— begin Input rows —
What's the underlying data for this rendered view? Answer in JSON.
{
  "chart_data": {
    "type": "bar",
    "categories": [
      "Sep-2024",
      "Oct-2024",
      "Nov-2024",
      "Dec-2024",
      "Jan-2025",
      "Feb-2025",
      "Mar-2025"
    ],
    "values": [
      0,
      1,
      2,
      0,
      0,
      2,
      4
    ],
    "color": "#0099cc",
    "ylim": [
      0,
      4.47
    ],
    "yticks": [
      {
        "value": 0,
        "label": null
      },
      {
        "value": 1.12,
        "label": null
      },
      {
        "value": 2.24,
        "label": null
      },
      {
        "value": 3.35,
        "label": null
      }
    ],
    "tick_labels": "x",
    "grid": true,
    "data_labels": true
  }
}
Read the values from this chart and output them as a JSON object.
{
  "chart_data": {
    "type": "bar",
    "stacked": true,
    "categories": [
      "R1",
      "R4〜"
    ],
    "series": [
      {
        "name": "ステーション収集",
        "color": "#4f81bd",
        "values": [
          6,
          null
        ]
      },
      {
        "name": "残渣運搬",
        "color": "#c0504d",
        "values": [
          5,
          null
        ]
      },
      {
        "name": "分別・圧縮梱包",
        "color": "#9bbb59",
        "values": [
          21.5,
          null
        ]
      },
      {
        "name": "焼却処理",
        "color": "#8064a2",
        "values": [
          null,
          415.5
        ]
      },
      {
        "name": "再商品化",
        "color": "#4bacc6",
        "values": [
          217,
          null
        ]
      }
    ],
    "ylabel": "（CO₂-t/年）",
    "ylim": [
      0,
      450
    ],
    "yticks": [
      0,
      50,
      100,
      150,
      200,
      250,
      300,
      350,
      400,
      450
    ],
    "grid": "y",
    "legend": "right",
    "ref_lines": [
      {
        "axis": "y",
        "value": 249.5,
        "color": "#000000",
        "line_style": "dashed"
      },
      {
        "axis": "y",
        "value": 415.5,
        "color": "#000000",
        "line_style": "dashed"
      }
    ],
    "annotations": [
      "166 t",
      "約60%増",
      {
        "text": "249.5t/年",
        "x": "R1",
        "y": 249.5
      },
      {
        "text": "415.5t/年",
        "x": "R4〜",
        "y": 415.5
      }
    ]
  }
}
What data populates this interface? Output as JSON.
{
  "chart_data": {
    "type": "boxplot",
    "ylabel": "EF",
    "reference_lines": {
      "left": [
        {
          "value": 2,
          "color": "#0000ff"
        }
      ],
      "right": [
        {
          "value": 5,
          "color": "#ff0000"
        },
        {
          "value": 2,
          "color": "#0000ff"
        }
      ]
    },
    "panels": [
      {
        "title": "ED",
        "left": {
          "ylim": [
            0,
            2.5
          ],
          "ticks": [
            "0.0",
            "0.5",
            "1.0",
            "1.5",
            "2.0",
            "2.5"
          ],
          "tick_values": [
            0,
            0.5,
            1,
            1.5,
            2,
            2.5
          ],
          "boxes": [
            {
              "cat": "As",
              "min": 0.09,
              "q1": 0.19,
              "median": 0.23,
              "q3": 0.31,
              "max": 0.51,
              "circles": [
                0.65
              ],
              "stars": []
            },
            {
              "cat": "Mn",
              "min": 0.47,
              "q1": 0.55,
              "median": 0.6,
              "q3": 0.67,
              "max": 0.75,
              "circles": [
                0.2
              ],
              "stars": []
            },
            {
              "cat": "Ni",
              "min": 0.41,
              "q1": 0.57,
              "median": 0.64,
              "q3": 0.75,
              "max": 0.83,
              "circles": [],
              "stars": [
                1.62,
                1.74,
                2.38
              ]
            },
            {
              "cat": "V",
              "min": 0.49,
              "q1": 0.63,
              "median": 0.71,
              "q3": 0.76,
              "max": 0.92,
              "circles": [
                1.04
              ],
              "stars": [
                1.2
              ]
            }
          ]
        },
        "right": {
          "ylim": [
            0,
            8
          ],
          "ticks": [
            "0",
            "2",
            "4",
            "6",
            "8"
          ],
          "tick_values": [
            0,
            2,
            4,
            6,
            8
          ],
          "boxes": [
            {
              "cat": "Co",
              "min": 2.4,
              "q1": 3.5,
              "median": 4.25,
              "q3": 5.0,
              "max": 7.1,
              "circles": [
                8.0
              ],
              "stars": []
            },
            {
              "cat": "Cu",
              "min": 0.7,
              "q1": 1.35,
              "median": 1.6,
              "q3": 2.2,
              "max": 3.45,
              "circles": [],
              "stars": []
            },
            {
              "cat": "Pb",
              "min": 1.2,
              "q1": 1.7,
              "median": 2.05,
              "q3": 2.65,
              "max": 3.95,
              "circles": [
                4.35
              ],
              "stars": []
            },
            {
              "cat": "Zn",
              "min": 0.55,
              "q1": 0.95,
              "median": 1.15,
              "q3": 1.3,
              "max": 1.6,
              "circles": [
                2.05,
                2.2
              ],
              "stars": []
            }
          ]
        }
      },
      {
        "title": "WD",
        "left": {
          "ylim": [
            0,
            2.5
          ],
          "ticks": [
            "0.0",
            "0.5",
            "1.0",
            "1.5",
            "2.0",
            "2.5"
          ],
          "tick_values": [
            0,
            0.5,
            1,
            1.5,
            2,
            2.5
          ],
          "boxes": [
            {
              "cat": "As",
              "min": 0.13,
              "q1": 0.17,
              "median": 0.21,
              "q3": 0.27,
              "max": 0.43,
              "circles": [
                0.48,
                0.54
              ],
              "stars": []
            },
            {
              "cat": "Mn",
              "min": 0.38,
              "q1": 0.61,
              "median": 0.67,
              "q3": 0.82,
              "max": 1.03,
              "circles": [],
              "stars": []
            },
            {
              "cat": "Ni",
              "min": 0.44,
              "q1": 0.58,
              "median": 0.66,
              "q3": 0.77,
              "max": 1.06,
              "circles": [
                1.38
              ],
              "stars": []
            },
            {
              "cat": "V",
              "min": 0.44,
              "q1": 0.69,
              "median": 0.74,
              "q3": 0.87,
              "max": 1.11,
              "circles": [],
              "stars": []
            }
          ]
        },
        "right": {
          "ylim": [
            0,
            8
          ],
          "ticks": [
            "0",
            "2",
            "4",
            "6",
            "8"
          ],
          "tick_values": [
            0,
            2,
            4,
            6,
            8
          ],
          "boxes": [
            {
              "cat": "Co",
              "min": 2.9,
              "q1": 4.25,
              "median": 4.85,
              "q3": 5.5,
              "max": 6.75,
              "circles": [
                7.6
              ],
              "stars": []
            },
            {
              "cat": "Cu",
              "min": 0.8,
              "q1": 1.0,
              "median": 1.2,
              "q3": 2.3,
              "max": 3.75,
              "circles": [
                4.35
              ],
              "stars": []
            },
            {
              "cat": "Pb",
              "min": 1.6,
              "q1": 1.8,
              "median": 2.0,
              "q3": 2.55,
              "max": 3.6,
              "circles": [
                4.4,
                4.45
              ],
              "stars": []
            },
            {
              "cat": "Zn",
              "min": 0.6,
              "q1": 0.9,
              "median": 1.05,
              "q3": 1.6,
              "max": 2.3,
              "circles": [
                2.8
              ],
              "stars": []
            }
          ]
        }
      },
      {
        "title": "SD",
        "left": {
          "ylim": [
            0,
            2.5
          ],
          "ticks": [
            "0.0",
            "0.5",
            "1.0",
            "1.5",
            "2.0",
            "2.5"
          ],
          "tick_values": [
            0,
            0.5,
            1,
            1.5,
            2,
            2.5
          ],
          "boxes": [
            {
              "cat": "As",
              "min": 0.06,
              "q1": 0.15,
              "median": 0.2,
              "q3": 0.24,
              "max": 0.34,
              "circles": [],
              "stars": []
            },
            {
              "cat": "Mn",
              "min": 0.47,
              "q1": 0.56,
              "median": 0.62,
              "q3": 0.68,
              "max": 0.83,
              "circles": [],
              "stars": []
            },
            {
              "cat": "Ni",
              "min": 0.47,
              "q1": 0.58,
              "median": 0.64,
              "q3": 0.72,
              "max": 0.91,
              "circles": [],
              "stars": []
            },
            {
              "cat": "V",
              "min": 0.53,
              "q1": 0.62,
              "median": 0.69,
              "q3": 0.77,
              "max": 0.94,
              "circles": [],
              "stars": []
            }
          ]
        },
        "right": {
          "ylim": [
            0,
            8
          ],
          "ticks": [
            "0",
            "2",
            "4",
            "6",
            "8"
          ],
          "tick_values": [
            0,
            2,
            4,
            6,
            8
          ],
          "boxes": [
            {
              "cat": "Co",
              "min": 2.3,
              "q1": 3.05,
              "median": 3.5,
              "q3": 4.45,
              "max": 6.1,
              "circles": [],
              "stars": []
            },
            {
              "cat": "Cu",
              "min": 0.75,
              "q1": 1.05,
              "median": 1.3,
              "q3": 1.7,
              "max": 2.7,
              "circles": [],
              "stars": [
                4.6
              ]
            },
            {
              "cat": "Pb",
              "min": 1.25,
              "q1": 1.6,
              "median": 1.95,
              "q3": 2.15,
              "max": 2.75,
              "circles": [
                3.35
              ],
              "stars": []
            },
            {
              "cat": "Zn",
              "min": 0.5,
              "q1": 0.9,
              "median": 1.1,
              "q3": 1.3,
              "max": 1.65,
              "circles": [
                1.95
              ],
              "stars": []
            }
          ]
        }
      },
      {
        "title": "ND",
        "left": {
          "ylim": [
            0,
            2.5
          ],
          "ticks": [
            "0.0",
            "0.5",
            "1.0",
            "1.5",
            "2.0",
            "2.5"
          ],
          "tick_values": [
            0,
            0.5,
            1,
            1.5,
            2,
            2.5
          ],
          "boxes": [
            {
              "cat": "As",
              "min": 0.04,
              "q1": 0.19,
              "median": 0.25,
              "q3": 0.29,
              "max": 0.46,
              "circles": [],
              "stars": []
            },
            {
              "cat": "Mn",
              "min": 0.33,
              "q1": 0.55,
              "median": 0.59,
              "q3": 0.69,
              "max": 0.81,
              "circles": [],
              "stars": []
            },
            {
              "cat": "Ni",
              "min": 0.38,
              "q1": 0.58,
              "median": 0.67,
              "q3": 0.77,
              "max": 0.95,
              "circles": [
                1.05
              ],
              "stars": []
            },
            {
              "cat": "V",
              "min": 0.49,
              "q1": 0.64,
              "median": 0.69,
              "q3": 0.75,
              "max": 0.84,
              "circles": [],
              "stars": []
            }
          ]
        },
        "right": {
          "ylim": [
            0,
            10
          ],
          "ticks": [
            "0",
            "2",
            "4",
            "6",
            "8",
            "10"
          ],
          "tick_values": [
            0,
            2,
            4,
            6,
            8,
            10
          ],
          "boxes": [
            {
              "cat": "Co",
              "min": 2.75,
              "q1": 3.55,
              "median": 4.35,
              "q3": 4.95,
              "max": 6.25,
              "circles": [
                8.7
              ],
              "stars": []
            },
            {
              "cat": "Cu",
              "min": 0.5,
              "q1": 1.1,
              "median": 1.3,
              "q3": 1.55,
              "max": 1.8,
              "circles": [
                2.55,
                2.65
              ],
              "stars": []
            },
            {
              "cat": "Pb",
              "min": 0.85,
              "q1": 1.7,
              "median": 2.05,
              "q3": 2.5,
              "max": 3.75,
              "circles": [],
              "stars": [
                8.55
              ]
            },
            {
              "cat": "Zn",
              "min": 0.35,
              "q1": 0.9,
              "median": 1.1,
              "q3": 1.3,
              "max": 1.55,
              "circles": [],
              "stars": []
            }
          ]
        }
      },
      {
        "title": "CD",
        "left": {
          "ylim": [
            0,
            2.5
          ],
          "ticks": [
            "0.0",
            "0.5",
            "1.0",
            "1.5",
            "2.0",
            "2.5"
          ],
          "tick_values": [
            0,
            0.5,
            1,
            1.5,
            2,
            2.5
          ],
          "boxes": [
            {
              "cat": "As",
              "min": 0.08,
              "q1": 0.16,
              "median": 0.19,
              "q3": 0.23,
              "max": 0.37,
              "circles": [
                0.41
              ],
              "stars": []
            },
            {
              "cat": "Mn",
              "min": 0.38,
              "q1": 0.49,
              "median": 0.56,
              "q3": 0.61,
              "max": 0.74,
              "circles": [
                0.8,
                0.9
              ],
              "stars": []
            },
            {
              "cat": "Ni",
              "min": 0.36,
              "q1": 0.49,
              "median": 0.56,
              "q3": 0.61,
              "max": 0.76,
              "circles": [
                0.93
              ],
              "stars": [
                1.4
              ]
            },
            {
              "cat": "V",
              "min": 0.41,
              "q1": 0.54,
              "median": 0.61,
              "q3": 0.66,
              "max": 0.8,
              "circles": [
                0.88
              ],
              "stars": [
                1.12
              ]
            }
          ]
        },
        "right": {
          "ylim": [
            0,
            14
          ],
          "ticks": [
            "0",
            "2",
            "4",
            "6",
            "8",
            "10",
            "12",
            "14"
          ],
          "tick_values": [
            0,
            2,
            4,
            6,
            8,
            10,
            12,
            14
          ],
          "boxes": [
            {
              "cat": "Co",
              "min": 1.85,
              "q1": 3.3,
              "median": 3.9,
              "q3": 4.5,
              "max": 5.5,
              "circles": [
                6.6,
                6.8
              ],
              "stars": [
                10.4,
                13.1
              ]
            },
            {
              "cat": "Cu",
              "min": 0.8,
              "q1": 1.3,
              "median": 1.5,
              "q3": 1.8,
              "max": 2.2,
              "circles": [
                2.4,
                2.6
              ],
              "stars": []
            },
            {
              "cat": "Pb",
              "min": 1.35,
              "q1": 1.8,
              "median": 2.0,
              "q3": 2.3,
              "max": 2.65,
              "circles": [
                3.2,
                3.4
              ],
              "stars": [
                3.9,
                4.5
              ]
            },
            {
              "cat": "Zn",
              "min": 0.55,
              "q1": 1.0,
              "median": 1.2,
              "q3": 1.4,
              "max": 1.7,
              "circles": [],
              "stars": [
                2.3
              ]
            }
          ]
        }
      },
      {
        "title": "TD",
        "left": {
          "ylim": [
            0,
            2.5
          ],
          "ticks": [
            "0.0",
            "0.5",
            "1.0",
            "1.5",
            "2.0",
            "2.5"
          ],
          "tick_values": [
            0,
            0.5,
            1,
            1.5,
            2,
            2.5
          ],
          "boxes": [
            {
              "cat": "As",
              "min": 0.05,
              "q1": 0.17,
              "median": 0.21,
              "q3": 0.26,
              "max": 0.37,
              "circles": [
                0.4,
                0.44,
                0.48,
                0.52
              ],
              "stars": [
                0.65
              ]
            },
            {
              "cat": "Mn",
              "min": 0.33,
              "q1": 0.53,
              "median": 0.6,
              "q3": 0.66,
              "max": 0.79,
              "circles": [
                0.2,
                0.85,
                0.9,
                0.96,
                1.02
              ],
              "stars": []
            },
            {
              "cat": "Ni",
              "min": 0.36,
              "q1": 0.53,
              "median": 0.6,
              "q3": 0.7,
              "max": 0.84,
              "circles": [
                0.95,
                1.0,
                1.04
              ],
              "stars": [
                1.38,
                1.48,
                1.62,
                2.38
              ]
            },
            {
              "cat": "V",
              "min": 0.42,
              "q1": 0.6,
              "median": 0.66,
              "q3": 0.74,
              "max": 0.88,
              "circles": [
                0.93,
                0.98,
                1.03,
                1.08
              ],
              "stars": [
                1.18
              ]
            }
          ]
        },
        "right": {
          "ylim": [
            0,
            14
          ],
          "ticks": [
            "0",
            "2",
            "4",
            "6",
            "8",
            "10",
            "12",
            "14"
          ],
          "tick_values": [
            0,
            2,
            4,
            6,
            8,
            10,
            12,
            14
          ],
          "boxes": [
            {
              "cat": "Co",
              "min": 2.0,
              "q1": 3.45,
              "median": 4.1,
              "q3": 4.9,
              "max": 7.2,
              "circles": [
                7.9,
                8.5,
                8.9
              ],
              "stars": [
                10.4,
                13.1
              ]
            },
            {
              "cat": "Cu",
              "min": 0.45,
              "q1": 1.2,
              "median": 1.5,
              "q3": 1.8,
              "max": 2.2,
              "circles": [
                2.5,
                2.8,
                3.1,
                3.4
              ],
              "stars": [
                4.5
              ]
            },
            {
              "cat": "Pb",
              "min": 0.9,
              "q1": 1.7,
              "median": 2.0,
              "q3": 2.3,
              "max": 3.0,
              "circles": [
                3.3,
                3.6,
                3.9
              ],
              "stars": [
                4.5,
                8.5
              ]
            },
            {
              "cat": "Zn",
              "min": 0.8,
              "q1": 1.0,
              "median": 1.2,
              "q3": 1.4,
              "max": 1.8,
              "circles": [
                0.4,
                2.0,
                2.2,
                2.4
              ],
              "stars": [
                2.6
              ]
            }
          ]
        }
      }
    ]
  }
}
— end Input rows —
▸ Required work
Looking at the records above, work out how many lines include the word "JSON", then give that number by itself.

▸ Answer to this exercise
3